What is needed
Look through the listing for the word "connected". Copy each line that has it.

Material
•••

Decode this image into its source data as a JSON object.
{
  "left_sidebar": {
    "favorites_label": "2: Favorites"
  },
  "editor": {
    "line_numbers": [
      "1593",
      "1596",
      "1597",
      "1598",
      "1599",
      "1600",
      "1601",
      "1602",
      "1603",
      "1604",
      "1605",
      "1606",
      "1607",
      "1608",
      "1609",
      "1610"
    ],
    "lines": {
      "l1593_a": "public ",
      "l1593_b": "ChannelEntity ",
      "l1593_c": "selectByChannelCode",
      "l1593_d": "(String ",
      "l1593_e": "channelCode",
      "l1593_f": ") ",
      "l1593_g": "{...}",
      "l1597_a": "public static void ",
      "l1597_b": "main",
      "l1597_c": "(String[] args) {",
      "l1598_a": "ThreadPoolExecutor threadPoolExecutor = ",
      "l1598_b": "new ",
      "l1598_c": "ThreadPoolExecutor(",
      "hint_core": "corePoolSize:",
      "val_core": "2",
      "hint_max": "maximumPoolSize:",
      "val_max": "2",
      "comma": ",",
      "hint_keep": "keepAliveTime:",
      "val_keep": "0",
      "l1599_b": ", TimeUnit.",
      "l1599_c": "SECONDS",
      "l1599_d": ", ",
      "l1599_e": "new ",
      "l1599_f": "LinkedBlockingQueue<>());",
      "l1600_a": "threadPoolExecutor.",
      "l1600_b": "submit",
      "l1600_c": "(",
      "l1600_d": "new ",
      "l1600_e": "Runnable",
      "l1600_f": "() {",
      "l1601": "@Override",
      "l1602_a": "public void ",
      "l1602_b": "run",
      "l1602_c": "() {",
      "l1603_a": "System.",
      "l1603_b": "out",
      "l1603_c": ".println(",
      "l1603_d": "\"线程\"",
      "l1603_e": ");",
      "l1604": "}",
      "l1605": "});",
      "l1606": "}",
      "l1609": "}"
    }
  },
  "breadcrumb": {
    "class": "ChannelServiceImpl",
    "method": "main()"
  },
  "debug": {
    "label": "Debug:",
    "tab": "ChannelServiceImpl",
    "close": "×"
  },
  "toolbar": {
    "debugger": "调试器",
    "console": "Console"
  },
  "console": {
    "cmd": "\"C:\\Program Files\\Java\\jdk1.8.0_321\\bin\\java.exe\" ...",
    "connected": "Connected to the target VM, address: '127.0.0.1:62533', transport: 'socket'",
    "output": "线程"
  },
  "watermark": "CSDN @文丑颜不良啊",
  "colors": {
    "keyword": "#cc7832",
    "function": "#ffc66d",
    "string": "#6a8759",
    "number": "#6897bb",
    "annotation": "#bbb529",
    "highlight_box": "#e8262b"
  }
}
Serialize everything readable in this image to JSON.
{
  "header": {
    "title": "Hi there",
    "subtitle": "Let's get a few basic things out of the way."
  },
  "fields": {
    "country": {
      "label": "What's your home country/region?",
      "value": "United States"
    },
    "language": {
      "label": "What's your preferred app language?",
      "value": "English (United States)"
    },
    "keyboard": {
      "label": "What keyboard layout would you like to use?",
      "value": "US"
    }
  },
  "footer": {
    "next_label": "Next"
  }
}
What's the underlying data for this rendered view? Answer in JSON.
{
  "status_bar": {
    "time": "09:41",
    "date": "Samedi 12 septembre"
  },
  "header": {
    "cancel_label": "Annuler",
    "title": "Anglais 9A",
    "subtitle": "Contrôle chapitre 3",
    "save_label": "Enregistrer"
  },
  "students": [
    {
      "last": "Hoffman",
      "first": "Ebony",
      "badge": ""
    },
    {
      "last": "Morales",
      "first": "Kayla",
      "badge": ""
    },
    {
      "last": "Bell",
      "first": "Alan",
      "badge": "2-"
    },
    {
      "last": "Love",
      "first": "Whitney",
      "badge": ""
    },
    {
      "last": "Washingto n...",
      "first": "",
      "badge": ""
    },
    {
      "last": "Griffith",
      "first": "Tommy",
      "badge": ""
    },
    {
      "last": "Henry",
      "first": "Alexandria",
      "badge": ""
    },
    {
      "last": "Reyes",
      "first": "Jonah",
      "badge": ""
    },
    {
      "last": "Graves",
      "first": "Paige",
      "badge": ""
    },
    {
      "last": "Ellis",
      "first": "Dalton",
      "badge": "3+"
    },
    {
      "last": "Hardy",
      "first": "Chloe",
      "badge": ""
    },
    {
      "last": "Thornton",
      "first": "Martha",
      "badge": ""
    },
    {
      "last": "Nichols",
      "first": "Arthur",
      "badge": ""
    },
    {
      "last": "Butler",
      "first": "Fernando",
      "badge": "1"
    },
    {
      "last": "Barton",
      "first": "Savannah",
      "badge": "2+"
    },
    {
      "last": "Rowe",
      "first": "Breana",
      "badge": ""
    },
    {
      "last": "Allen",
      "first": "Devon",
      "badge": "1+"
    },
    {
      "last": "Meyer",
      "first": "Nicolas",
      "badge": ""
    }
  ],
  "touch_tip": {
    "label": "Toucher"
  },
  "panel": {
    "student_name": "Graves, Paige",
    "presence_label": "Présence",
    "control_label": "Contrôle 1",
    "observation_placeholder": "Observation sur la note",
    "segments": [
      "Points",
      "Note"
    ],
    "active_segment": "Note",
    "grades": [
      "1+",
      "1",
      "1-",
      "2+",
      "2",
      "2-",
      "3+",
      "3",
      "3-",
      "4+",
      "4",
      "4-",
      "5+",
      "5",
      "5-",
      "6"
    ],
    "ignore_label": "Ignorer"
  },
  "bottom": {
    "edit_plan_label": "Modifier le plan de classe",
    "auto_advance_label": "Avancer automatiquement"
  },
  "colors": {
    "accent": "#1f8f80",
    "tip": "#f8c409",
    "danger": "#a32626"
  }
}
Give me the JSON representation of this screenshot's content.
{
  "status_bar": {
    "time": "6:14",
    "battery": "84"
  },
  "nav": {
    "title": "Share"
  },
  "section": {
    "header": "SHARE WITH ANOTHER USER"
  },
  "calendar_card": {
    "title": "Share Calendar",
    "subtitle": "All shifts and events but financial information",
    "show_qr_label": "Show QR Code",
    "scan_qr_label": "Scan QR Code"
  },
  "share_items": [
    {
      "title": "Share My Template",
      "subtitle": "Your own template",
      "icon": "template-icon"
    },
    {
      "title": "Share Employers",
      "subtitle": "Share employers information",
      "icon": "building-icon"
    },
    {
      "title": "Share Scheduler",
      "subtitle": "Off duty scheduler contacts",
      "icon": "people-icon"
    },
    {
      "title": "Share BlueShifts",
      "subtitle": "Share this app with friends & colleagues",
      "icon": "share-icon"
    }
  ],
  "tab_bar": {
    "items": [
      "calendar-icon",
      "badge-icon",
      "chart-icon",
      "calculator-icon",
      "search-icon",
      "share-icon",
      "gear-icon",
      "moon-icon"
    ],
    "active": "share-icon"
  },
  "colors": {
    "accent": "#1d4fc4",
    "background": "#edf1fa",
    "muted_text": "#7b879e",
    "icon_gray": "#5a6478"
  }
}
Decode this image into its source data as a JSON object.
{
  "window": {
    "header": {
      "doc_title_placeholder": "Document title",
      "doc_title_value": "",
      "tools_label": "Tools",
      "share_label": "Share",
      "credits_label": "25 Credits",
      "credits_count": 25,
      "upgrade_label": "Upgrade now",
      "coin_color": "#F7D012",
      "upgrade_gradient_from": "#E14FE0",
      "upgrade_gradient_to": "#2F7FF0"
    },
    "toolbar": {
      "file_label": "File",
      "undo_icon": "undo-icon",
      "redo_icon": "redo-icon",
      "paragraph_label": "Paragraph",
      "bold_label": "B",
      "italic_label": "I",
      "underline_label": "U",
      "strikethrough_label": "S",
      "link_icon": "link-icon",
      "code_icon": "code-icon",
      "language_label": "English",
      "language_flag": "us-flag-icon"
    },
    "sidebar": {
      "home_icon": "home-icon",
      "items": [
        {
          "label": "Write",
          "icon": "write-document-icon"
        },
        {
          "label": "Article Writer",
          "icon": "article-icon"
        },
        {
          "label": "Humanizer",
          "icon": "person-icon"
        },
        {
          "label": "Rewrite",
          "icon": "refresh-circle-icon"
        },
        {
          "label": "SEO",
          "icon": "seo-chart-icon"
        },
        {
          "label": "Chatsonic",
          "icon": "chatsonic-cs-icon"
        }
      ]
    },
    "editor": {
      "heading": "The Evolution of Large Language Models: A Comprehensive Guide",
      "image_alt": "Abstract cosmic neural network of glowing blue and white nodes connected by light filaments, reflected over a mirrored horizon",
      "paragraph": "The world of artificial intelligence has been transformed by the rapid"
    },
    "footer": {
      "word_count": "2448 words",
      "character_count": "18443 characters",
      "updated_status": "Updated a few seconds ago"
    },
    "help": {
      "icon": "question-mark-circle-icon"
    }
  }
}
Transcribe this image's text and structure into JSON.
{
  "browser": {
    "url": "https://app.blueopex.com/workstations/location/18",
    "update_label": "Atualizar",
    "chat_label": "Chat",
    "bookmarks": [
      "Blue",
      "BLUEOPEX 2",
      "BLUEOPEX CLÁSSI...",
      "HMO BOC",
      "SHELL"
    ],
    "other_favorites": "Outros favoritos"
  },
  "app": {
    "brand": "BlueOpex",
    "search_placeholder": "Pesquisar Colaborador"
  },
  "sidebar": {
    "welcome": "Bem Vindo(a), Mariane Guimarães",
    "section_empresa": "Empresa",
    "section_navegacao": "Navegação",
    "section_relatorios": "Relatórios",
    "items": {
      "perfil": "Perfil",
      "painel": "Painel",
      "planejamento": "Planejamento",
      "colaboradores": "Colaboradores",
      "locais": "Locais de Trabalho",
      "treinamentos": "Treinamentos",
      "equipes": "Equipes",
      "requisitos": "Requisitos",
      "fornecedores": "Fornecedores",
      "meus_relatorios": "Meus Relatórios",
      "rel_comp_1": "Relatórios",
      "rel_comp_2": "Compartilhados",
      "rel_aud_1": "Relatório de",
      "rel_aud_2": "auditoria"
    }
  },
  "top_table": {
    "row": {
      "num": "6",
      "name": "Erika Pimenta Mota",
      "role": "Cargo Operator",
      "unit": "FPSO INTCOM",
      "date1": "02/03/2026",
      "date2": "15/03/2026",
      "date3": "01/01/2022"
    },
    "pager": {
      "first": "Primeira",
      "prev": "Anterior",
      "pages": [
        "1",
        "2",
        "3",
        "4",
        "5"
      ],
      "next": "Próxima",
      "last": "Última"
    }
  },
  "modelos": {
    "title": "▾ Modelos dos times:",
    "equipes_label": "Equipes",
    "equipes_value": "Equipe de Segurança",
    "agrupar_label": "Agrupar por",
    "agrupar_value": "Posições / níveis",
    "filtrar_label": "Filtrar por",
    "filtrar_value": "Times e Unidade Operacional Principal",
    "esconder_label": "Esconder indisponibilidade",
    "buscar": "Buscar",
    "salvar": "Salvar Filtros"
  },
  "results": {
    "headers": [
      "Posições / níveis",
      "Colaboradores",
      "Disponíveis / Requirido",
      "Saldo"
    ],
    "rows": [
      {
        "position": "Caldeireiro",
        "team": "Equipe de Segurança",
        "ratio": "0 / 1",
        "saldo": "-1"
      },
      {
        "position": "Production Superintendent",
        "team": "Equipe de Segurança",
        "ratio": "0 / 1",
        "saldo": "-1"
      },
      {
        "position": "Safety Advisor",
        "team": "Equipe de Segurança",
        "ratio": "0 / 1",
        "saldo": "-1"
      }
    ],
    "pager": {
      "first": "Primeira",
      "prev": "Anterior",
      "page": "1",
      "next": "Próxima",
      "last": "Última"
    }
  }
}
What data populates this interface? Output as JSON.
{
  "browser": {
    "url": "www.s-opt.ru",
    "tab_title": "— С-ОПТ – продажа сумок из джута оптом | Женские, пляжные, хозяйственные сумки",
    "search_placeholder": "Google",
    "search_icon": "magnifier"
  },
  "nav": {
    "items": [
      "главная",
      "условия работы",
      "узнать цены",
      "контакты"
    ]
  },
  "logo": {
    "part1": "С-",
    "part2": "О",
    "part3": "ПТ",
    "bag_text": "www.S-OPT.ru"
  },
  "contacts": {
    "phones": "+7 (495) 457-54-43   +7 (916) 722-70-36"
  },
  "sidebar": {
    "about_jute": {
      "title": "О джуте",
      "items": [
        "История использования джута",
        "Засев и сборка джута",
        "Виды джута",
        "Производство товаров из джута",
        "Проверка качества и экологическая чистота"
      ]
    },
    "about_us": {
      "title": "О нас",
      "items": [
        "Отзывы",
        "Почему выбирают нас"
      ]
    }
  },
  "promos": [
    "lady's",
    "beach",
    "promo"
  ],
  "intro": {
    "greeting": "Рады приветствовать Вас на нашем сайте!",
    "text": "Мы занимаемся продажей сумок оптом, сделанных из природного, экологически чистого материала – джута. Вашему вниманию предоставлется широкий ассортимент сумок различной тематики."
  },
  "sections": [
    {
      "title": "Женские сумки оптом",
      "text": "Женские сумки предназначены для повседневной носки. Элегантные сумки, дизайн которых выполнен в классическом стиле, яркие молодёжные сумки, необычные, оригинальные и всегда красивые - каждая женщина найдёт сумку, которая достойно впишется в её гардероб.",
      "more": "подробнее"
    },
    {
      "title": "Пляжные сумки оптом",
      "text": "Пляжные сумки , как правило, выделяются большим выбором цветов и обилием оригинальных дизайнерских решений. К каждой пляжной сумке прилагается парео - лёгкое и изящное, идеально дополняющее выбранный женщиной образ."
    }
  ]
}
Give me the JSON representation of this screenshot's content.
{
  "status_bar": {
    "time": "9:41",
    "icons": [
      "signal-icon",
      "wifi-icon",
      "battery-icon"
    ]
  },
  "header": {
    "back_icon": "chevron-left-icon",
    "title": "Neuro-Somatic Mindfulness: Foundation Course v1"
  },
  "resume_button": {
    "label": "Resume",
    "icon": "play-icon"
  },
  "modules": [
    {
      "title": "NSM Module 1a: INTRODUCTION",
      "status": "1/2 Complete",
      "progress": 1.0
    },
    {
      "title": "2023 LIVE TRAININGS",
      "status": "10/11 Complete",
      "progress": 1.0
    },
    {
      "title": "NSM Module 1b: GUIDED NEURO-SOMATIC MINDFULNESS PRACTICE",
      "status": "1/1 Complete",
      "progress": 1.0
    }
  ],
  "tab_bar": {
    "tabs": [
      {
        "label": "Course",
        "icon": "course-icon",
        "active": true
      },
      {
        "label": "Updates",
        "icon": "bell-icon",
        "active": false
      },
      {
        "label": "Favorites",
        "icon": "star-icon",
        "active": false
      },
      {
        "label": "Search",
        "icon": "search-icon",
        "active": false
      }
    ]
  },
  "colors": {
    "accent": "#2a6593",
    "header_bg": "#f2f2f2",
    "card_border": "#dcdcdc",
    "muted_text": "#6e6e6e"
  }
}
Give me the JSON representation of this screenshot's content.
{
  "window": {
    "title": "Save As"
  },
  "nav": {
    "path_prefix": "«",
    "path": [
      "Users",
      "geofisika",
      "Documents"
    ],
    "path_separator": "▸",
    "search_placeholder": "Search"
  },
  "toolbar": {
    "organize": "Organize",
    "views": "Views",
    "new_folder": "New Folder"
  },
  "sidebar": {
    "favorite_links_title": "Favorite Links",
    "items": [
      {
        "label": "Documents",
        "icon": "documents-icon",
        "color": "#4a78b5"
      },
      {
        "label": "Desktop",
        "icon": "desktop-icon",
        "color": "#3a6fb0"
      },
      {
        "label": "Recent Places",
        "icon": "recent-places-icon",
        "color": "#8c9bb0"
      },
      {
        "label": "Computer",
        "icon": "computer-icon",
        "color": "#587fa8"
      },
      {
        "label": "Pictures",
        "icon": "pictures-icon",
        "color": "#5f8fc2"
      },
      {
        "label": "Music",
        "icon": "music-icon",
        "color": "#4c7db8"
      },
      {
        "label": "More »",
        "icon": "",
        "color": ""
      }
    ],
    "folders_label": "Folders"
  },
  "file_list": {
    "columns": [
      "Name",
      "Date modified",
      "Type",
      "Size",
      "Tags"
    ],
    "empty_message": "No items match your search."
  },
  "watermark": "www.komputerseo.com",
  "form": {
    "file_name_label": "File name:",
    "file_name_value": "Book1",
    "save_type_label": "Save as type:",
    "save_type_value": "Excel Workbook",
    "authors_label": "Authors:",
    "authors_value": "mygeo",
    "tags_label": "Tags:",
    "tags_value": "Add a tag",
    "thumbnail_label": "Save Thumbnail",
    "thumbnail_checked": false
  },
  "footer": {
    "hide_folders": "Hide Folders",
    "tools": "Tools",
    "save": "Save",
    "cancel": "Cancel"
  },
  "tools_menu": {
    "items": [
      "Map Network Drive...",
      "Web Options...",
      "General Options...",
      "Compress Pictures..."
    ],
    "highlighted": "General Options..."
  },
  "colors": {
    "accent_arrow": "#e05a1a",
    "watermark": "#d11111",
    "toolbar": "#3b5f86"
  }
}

•••

Output for this task
    "connected": "Connected to the target VM, address: '127.0.0.1:62533', transport: 'socket'",
      "image_alt": "Abstract cosmic neural network of glowing blue and white nodes connected by light filaments, reflected over a mirrored horizon",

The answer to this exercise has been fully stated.